• Your task
Copy the entries below, swapping every "legend-swatch" for "legend-marker" and leaving everything else unchanged. Leave the pictures out of your copy.

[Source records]

╔══

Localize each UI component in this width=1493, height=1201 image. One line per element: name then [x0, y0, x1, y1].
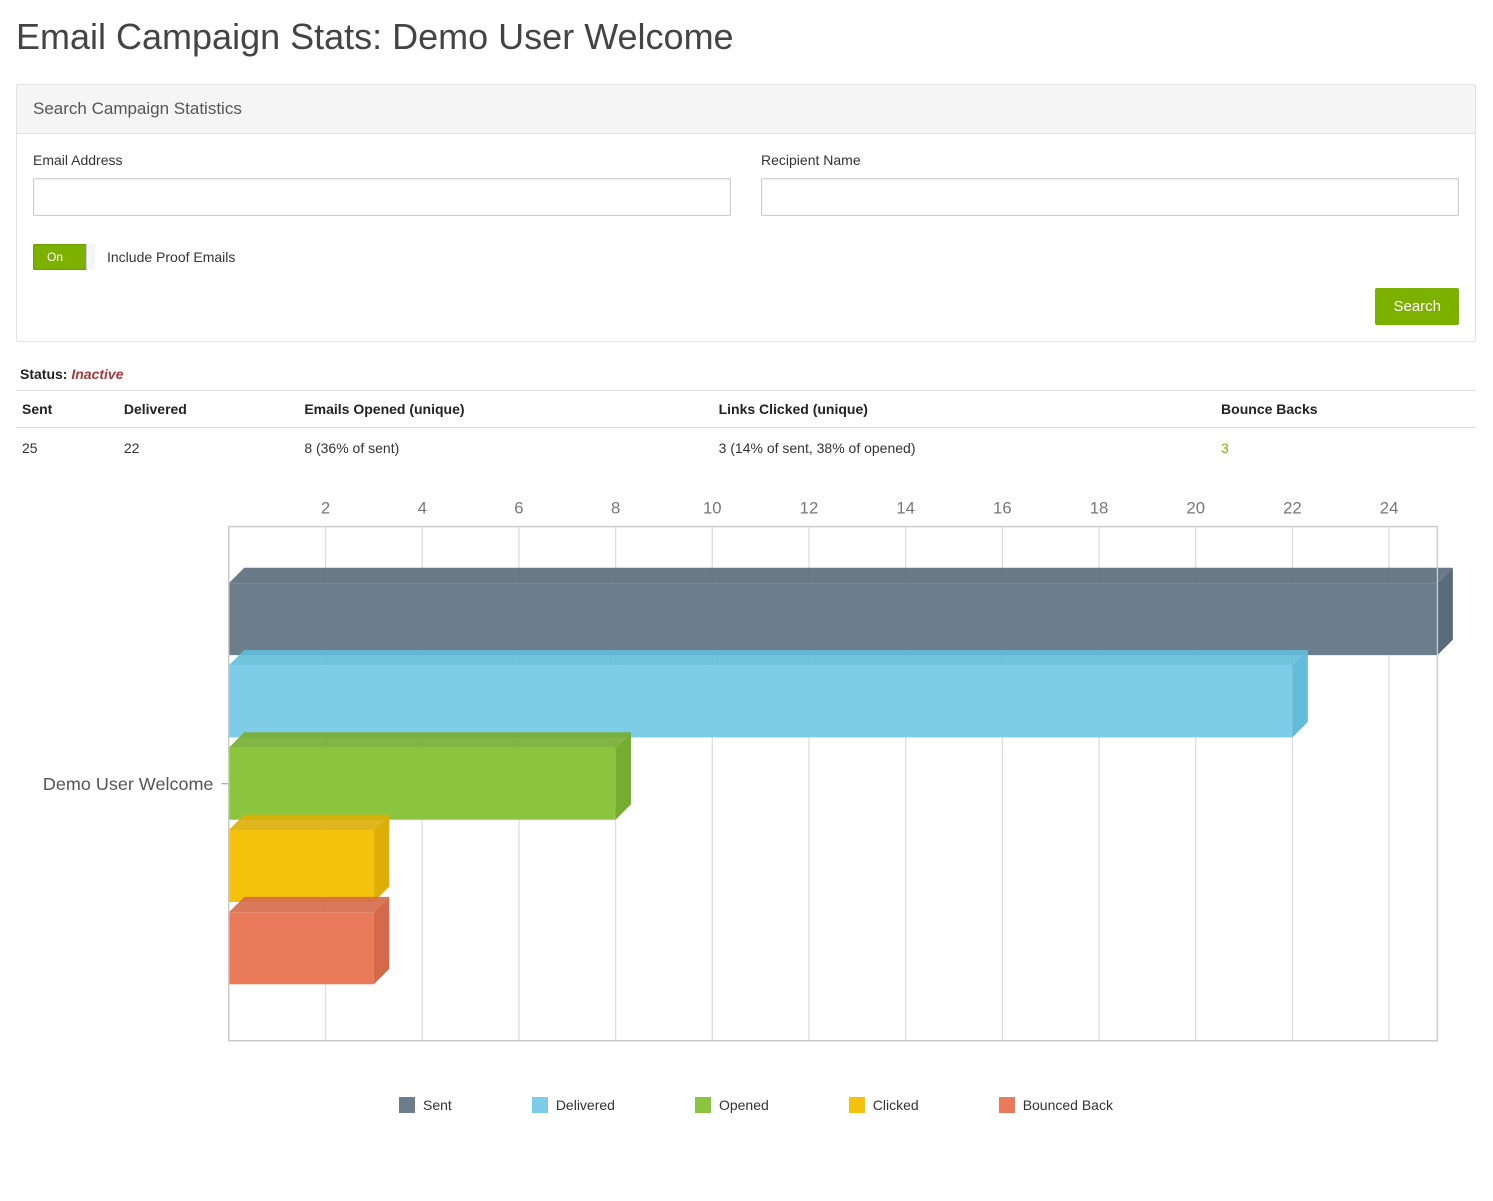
svg-text:2: 2 — [321, 499, 330, 518]
svg-text:10: 10 — [703, 499, 722, 518]
legend-label: Clicked — [873, 1097, 919, 1113]
recipient-name-label: Recipient Name — [761, 152, 1459, 168]
td-opened: 8 (36% of sent) — [298, 428, 712, 469]
svg-text:18: 18 — [1090, 499, 1109, 518]
email-address-input[interactable] — [33, 178, 731, 216]
svg-text:6: 6 — [514, 499, 523, 518]
legend-label: Opened — [719, 1097, 769, 1113]
email-address-label: Email Address — [33, 152, 731, 168]
search-panel-heading: Search Campaign Statistics — [17, 85, 1475, 134]
svg-text:8: 8 — [611, 499, 620, 518]
svg-text:Demo User Welcome: Demo User Welcome — [43, 774, 214, 794]
toggle-state-text: On — [47, 250, 63, 264]
legend-item: Delivered — [532, 1097, 615, 1113]
stats-table: Sent Delivered Emails Opened (unique) Li… — [16, 390, 1476, 468]
legend-label: Bounced Back — [1023, 1097, 1113, 1113]
legend-swatch — [695, 1097, 711, 1113]
td-sent: 25 — [16, 428, 118, 469]
campaign-chart: 24681012141618202224Demo User Welcome Se… — [16, 488, 1476, 1113]
td-clicked: 3 (14% of sent, 38% of opened) — [713, 428, 1215, 469]
legend-swatch — [849, 1097, 865, 1113]
svg-text:24: 24 — [1380, 499, 1399, 518]
legend-item: Bounced Back — [999, 1097, 1113, 1113]
th-bounced: Bounce Backs — [1215, 391, 1476, 428]
legend-swatch — [532, 1097, 548, 1113]
th-sent: Sent — [16, 391, 118, 428]
legend-label: Delivered — [556, 1097, 615, 1113]
svg-text:12: 12 — [800, 499, 819, 518]
legend-item: Clicked — [849, 1097, 919, 1113]
legend-item: Opened — [695, 1097, 769, 1113]
legend-swatch — [999, 1097, 1015, 1113]
recipient-name-input[interactable] — [761, 178, 1459, 216]
table-row: 25 22 8 (36% of sent) 3 (14% of sent, 38… — [16, 428, 1476, 469]
svg-text:16: 16 — [993, 499, 1012, 518]
status-value: Inactive — [71, 366, 123, 382]
legend-item: Sent — [399, 1097, 452, 1113]
bounced-link[interactable]: 3 — [1221, 440, 1229, 456]
svg-text:20: 20 — [1186, 499, 1205, 518]
include-proof-label: Include Proof Emails — [107, 249, 235, 265]
th-opened: Emails Opened (unique) — [298, 391, 712, 428]
svg-text:4: 4 — [418, 499, 427, 518]
page-title: Email Campaign Stats: Demo User Welcome — [16, 16, 1476, 58]
svg-text:22: 22 — [1283, 499, 1302, 518]
include-proof-toggle[interactable]: On — [33, 244, 95, 270]
legend-label: Sent — [423, 1097, 452, 1113]
td-bounced: 3 — [1215, 428, 1476, 469]
bar-chart: 24681012141618202224Demo User Welcome — [36, 488, 1476, 1079]
chart-legend: Sent Delivered Opened Clicked Bounced Back — [36, 1097, 1476, 1113]
svg-text:14: 14 — [896, 499, 915, 518]
td-delivered: 22 — [118, 428, 298, 469]
status-label: Status: — [20, 366, 67, 382]
th-clicked: Links Clicked (unique) — [713, 391, 1215, 428]
search-button[interactable]: Search — [1375, 288, 1459, 325]
search-panel: Search Campaign Statistics Email Address… — [16, 84, 1476, 342]
legend-swatch — [399, 1097, 415, 1113]
status-line: Status: Inactive — [20, 366, 1476, 382]
th-delivered: Delivered — [118, 391, 298, 428]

╚══

• Correct response
Localize each UI component in this width=1493, height=1201 image. One line per element: name then [x0, y0, x1, y1].
svg-text:2: 2 — [321, 499, 330, 518]
svg-text:10: 10 — [703, 499, 722, 518]
legend-label: Clicked — [873, 1097, 919, 1113]
recipient-name-label: Recipient Name — [761, 152, 1459, 168]
td-opened: 8 (36% of sent) — [298, 428, 712, 469]
svg-text:18: 18 — [1090, 499, 1109, 518]
email-address-input[interactable] — [33, 178, 731, 216]
svg-text:6: 6 — [514, 499, 523, 518]
legend-label: Opened — [719, 1097, 769, 1113]
email-address-label: Email Address — [33, 152, 731, 168]
search-panel-heading: Search Campaign Statistics — [17, 85, 1475, 134]
svg-text:8: 8 — [611, 499, 620, 518]
svg-text:Demo User Welcome: Demo User Welcome — [43, 774, 214, 794]
toggle-state-text: On — [47, 250, 63, 264]
legend-item: Delivered — [532, 1097, 615, 1113]
stats-table: Sent Delivered Emails Opened (unique) Li… — [16, 390, 1476, 468]
legend-label: Bounced Back — [1023, 1097, 1113, 1113]
legend-marker — [695, 1097, 711, 1113]
td-sent: 25 — [16, 428, 118, 469]
campaign-chart: 24681012141618202224Demo User Welcome Se… — [16, 488, 1476, 1113]
td-clicked: 3 (14% of sent, 38% of opened) — [713, 428, 1215, 469]
legend-marker — [849, 1097, 865, 1113]
svg-text:24: 24 — [1380, 499, 1399, 518]
legend-item: Bounced Back — [999, 1097, 1113, 1113]
th-bounced: Bounce Backs — [1215, 391, 1476, 428]
legend-marker — [532, 1097, 548, 1113]
th-sent: Sent — [16, 391, 118, 428]
legend-label: Delivered — [556, 1097, 615, 1113]
svg-text:12: 12 — [800, 499, 819, 518]
legend-item: Clicked — [849, 1097, 919, 1113]
legend-item: Opened — [695, 1097, 769, 1113]
legend-marker — [999, 1097, 1015, 1113]
recipient-name-input[interactable] — [761, 178, 1459, 216]
table-row: 25 22 8 (36% of sent) 3 (14% of sent, 38… — [16, 428, 1476, 469]
svg-text:16: 16 — [993, 499, 1012, 518]
status-value: Inactive — [71, 366, 123, 382]
legend-item: Sent — [399, 1097, 452, 1113]
bounced-link[interactable]: 3 — [1221, 440, 1229, 456]
svg-text:20: 20 — [1186, 499, 1205, 518]
include-proof-label: Include Proof Emails — [107, 249, 235, 265]
th-opened: Emails Opened (unique) — [298, 391, 712, 428]
svg-text:4: 4 — [418, 499, 427, 518]
page-title: Email Campaign Stats: Demo User Welcome — [16, 16, 1476, 58]
svg-text:22: 22 — [1283, 499, 1302, 518]
include-proof-toggle[interactable]: On — [33, 244, 95, 270]
legend-label: Sent — [423, 1097, 452, 1113]
td-bounced: 3 — [1215, 428, 1476, 469]
bar-chart: 24681012141618202224Demo User Welcome — [36, 488, 1476, 1079]
chart-legend: Sent Delivered Opened Clicked Bounced Back — [36, 1097, 1476, 1113]
svg-text:14: 14 — [896, 499, 915, 518]
td-delivered: 22 — [118, 428, 298, 469]
status-label: Status: — [20, 366, 67, 382]
th-clicked: Links Clicked (unique) — [713, 391, 1215, 428]
search-button[interactable]: Search — [1375, 288, 1459, 325]
search-panel: Search Campaign Statistics Email Address… — [16, 84, 1476, 342]
legend-marker — [399, 1097, 415, 1113]
status-line: Status: Inactive — [20, 366, 1476, 382]
th-delivered: Delivered — [118, 391, 298, 428]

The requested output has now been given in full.